RECORDS TO USE:
— Begin —
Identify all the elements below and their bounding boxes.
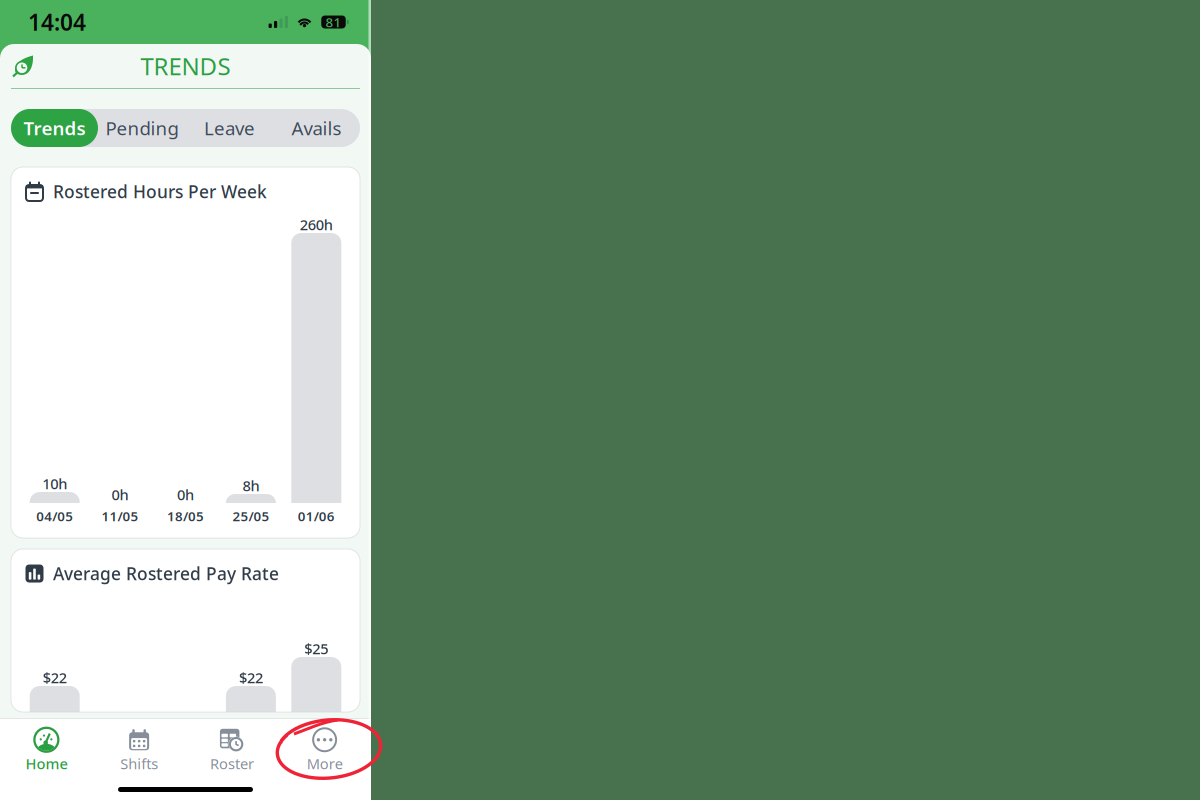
staticText: Shifts xyxy=(120,754,158,773)
staticText: TRENDS xyxy=(140,50,230,82)
staticText: Roster xyxy=(210,754,254,773)
staticText: Pending xyxy=(106,116,178,140)
staticText: 04/05 xyxy=(36,507,73,525)
button[interactable]: Pending xyxy=(98,109,186,147)
button[interactable]: Leave xyxy=(186,109,273,147)
button[interactable]: More xyxy=(278,726,371,774)
staticText: Rostered Hours Per Week xyxy=(53,180,267,203)
staticText: Avails xyxy=(292,116,342,140)
staticText: More xyxy=(307,754,343,773)
staticText: Leave xyxy=(204,116,255,140)
staticText: Average Rostered Pay Rate xyxy=(53,562,279,585)
staticText: 01/06 xyxy=(298,507,335,525)
staticText: $25 xyxy=(304,639,328,658)
button[interactable]: Home xyxy=(0,726,93,774)
staticText: Home xyxy=(25,754,67,773)
button[interactable]: Roster xyxy=(186,726,278,774)
staticText: 0h xyxy=(177,485,194,504)
staticText: 11/05 xyxy=(102,507,139,525)
button[interactable]: Trends xyxy=(11,109,98,147)
staticText: 260h xyxy=(300,215,333,234)
staticText: 0h xyxy=(112,485,129,504)
button[interactable]: Shifts xyxy=(93,726,186,774)
staticText: $22 xyxy=(43,668,67,687)
staticText: Trends xyxy=(24,116,86,140)
staticText: 14:04 xyxy=(28,7,86,37)
staticText: 18/05 xyxy=(167,507,204,525)
staticText: $22 xyxy=(239,668,263,687)
staticText: 25/05 xyxy=(232,507,269,525)
button[interactable]: Avails xyxy=(273,109,360,147)
staticText: 10h xyxy=(42,474,67,493)
staticText: 81 xyxy=(326,13,342,31)
staticText: 8h xyxy=(242,476,259,495)
button[interactable]: Home xyxy=(0,44,35,88)
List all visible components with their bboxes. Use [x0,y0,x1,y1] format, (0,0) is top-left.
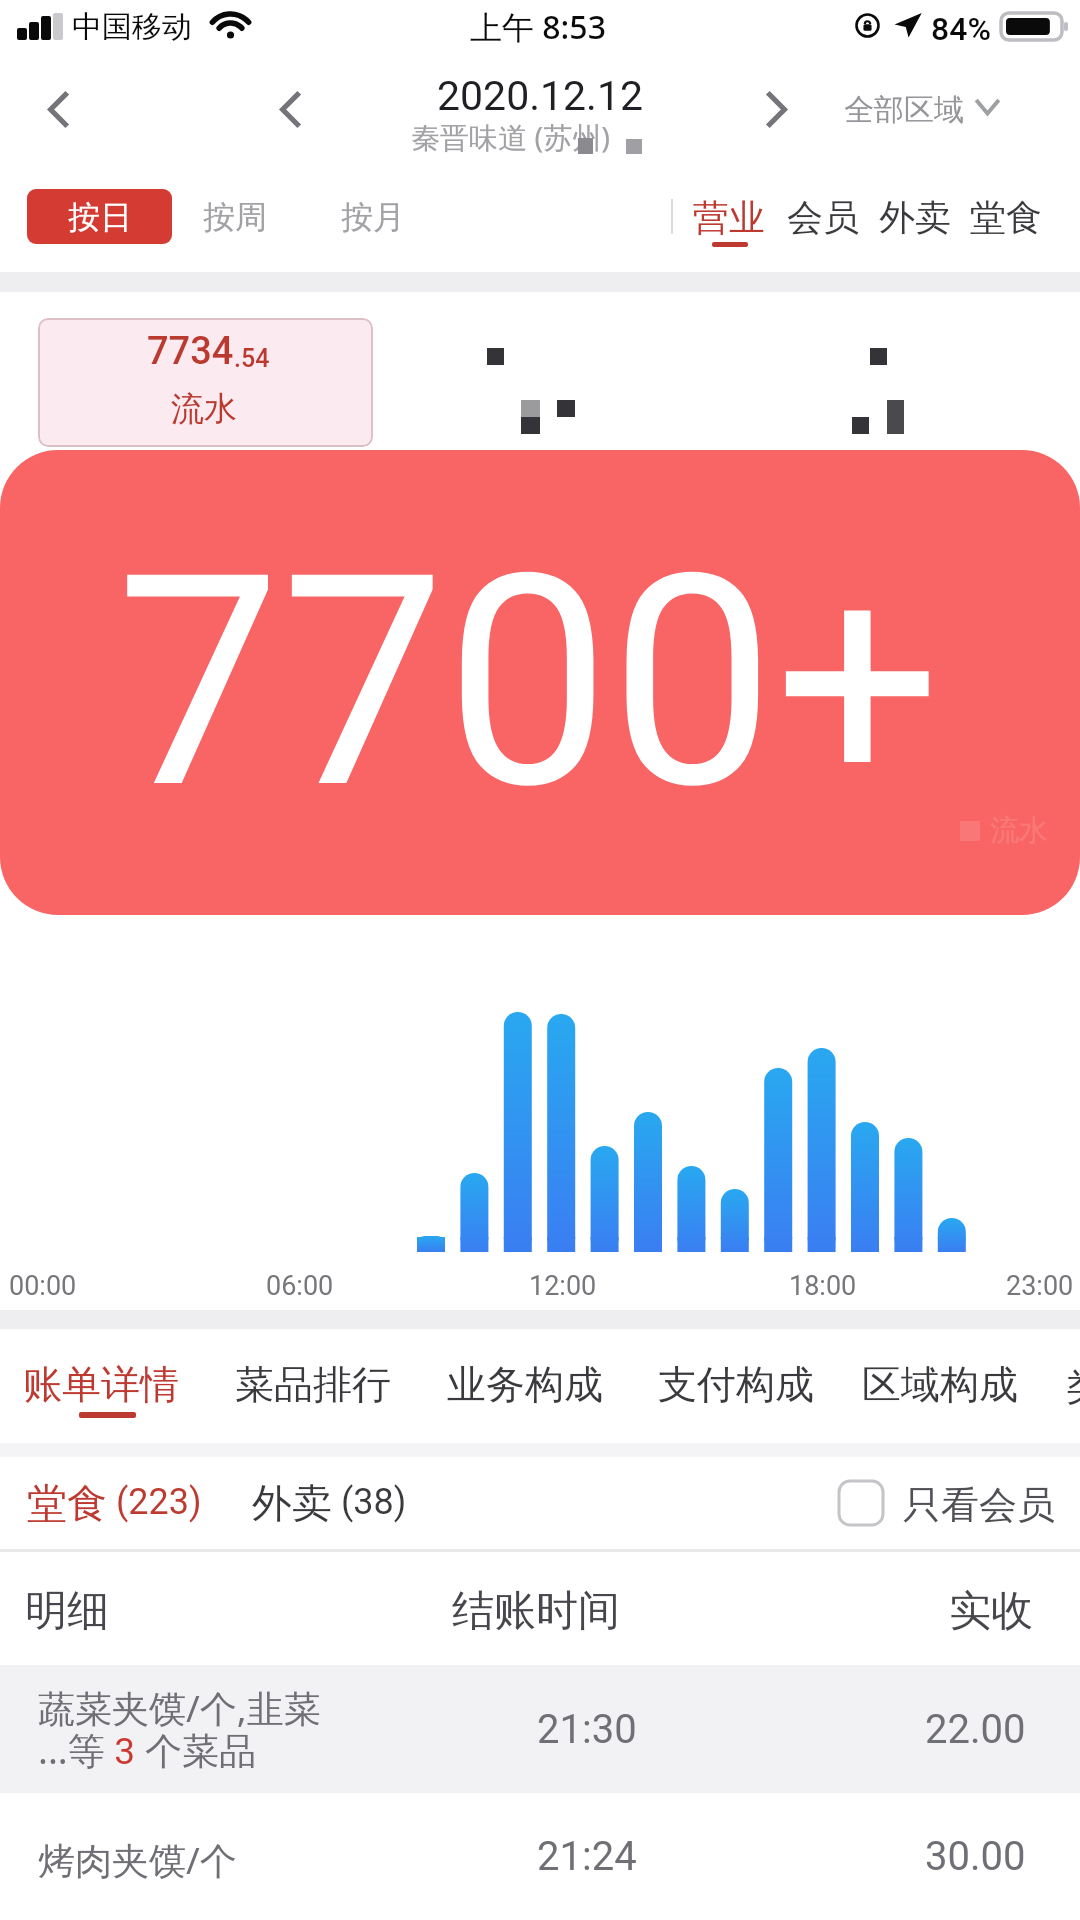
staticText: 结账时间 [452,1585,620,1638]
staticText: 烤肉夹馍/个 [38,1834,237,1885]
staticText: 账单详情 [23,1360,179,1409]
staticText: ...等 [38,1724,105,1775]
staticText: 流水 [171,388,237,430]
button[interactable]: 外卖 [874,191,956,249]
staticText: 84% [931,10,991,48]
button[interactable]: 烤肉夹馍/个 [0,1793,1080,1920]
button[interactable]: 全部区域 [830,80,1020,154]
button[interactable]: 账单详情 [23,1345,188,1425]
staticText: 7734 [147,329,234,374]
staticText: 流水 [990,812,1048,849]
staticText: 菜品排行 [235,1360,391,1409]
staticText: .54 [234,344,270,373]
button[interactable]: Back [21,72,95,146]
staticText: 12:00 [529,1270,597,1302]
button[interactable]: Previous day [253,72,327,146]
staticText: 会员 [787,195,859,240]
button[interactable]: 区域构成 [862,1345,1027,1425]
staticText: 按月 [341,197,405,237]
button[interactable]: 蔬菜夹馍/个,韭菜 [0,1665,1080,1793]
button[interactable]: 会员 [782,191,864,249]
staticText: 00:00 [9,1270,77,1302]
button[interactable]: 7734 [38,318,373,447]
staticText: 中国移动 [72,8,192,46]
button[interactable]: 按月 [328,189,418,244]
staticText: 21:24 [537,1833,637,1880]
staticText: 区域构成 [862,1360,1018,1409]
button[interactable]: 堂食 [965,191,1047,249]
staticText: 蔬菜夹馍/个,韭菜 [38,1682,321,1733]
staticText: 18:00 [789,1270,857,1302]
button[interactable]: 业务构成 [447,1345,612,1425]
button[interactable]: 流水 [0,450,1080,915]
button[interactable]: 菜品排行 [235,1345,400,1425]
staticText: 22.00 [925,1706,1026,1753]
button[interactable]: 按周 [190,189,280,244]
staticText: 明细 [25,1585,109,1638]
staticText: (223) [107,1481,202,1523]
staticText: 只看会员 [903,1481,1055,1529]
staticText: 30.00 [925,1833,1026,1880]
button[interactable]: 堂食 [27,1457,232,1549]
staticText: (38) [332,1481,407,1523]
staticText: 支付构成 [658,1360,814,1409]
staticText: 堂食 [27,1478,107,1528]
button[interactable]: 外卖 [252,1457,442,1549]
staticText: 全部区域 [844,91,964,129]
staticText: 21:30 [537,1706,637,1753]
staticText: 按日 [68,197,132,237]
staticText: 按周 [203,197,267,237]
staticText: 06:00 [266,1270,334,1302]
button[interactable]: 按日 [27,189,172,244]
button[interactable]: 只看会员 [839,1457,1055,1549]
staticText: 7700+ [116,511,941,854]
staticText: 堂食 [970,195,1042,240]
staticText: 2020.12.12 [437,72,643,120]
staticText: 外卖 [879,195,951,240]
staticText: 营业 [693,195,765,240]
button[interactable]: 支付构成 [658,1345,823,1425]
staticText: 个菜品 [145,1728,256,1775]
staticText: 秦晋味道 (苏州) [411,117,610,157]
button[interactable]: 营业 [688,191,770,253]
button[interactable]: Next day [740,72,814,146]
staticText: 实收 [949,1585,1033,1638]
staticText: 上午 8:53 [470,5,606,49]
staticText: 业务构成 [447,1360,603,1409]
staticText: 外卖 [252,1478,332,1528]
staticText: 3 [105,1730,145,1773]
staticText: 23:00 [1006,1270,1074,1302]
staticText: 类 [1066,1362,1080,1411]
— End —
AIM OF THE EXERCISE: Reproduce all of the rows above word for word, leaving out the pictures.

ANSWER TO THIS TASK:
Identify all the elements below and their bounding boxes.
staticText: Shifts xyxy=(120,754,158,773)
staticText: TRENDS xyxy=(140,50,230,82)
staticText: Roster xyxy=(210,754,254,773)
staticText: Pending xyxy=(106,116,178,140)
staticText: 04/05 xyxy=(36,507,73,525)
button[interactable]: Pending xyxy=(98,109,186,147)
button[interactable]: Leave xyxy=(186,109,273,147)
button[interactable]: More xyxy=(278,726,371,774)
staticText: Rostered Hours Per Week xyxy=(53,180,267,203)
staticText: Avails xyxy=(292,116,342,140)
staticText: More xyxy=(307,754,343,773)
staticText: Leave xyxy=(204,116,255,140)
staticText: Average Rostered Pay Rate xyxy=(53,562,279,585)
staticText: 01/06 xyxy=(298,507,335,525)
staticText: $25 xyxy=(304,639,328,658)
button[interactable]: Home xyxy=(0,726,93,774)
staticText: Home xyxy=(25,754,67,773)
button[interactable]: Roster xyxy=(186,726,278,774)
staticText: 0h xyxy=(177,485,194,504)
staticText: 11/05 xyxy=(102,507,139,525)
button[interactable]: Trends xyxy=(11,109,98,147)
staticText: 260h xyxy=(300,215,333,234)
staticText: 0h xyxy=(112,485,129,504)
button[interactable]: Shifts xyxy=(93,726,186,774)
staticText: $22 xyxy=(43,668,67,687)
staticText: Trends xyxy=(24,116,86,140)
staticText: 14:04 xyxy=(28,7,86,37)
staticText: 18/05 xyxy=(167,507,204,525)
staticText: $22 xyxy=(239,668,263,687)
staticText: 25/05 xyxy=(232,507,269,525)
button[interactable]: Avails xyxy=(273,109,360,147)
staticText: 10h xyxy=(42,474,67,493)
staticText: 81 xyxy=(326,13,342,31)
staticText: 8h xyxy=(242,476,259,495)
button[interactable]: Home xyxy=(0,44,35,88)
List all visible components with their bboxes. Use [x0,y0,x1,y1] format, (0,0) is top-left.
staticText: 结账时间 [452,1585,620,1638]
staticText: 烤肉夹馍/个 [38,1834,237,1885]
staticText: 账单详情 [23,1360,179,1409]
staticText: ...等 [38,1724,105,1775]
staticText: 流水 [171,388,237,430]
button[interactable]: 外卖 [874,191,956,249]
staticText: 84% [931,10,991,48]
button[interactable]: 烤肉夹馍/个 [0,1793,1080,1920]
button[interactable]: 全部区域 [830,80,1020,154]
button[interactable]: 账单详情 [23,1345,188,1425]
staticText: 7734 [147,329,234,374]
staticText: 流水 [990,812,1048,849]
staticText: 菜品排行 [235,1360,391,1409]
staticText: .54 [234,344,270,373]
button[interactable]: Back [21,72,95,146]
staticText: 12:00 [529,1270,597,1302]
button[interactable]: Previous day [253,72,327,146]
staticText: 会员 [787,195,859,240]
button[interactable]: 区域构成 [862,1345,1027,1425]
staticText: 按月 [341,197,405,237]
button[interactable]: 蔬菜夹馍/个,韭菜 [0,1665,1080,1793]
button[interactable]: 会员 [782,191,864,249]
staticText: 00:00 [9,1270,77,1302]
button[interactable]: 7734 [38,318,373,447]
staticText: 中国移动 [72,8,192,46]
button[interactable]: 按月 [328,189,418,244]
staticText: 21:24 [537,1833,637,1880]
staticText: 区域构成 [862,1360,1018,1409]
button[interactable]: 堂食 [965,191,1047,249]
staticText: 蔬菜夹馍/个,韭菜 [38,1682,321,1733]
staticText: 18:00 [789,1270,857,1302]
button[interactable]: 业务构成 [447,1345,612,1425]
button[interactable]: 流水 [0,450,1080,915]
button[interactable]: 菜品排行 [235,1345,400,1425]
staticText: 22.00 [925,1706,1026,1753]
button[interactable]: 按周 [190,189,280,244]
staticText: 明细 [25,1585,109,1638]
staticText: (223) [107,1481,202,1523]
staticText: 只看会员 [903,1481,1055,1529]
staticText: 30.00 [925,1833,1026,1880]
button[interactable]: 堂食 [27,1457,232,1549]
staticText: (38) [332,1481,407,1523]
staticText: 支付构成 [658,1360,814,1409]
staticText: 堂食 [27,1478,107,1528]
button[interactable]: 外卖 [252,1457,442,1549]
staticText: 全部区域 [844,91,964,129]
staticText: 21:30 [537,1706,637,1753]
staticText: 按日 [68,197,132,237]
staticText: 按周 [203,197,267,237]
staticText: 06:00 [266,1270,334,1302]
button[interactable]: 按日 [27,189,172,244]
button[interactable]: 只看会员 [839,1457,1055,1549]
staticText: 7700+ [116,511,941,854]
staticText: 堂食 [970,195,1042,240]
staticText: 2020.12.12 [437,72,643,120]
staticText: 外卖 [879,195,951,240]
staticText: 营业 [693,195,765,240]
button[interactable]: 支付构成 [658,1345,823,1425]
staticText: 个菜品 [145,1728,256,1775]
staticText: 秦晋味道 (苏州) [411,117,610,157]
button[interactable]: 营业 [688,191,770,253]
button[interactable]: Next day [740,72,814,146]
staticText: 实收 [949,1585,1033,1638]
staticText: 上午 8:53 [470,5,606,49]
staticText: 业务构成 [447,1360,603,1409]
staticText: 外卖 [252,1478,332,1528]
staticText: 3 [105,1730,145,1773]
staticText: 23:00 [1006,1270,1074,1302]
staticText: 类 [1066,1362,1080,1411]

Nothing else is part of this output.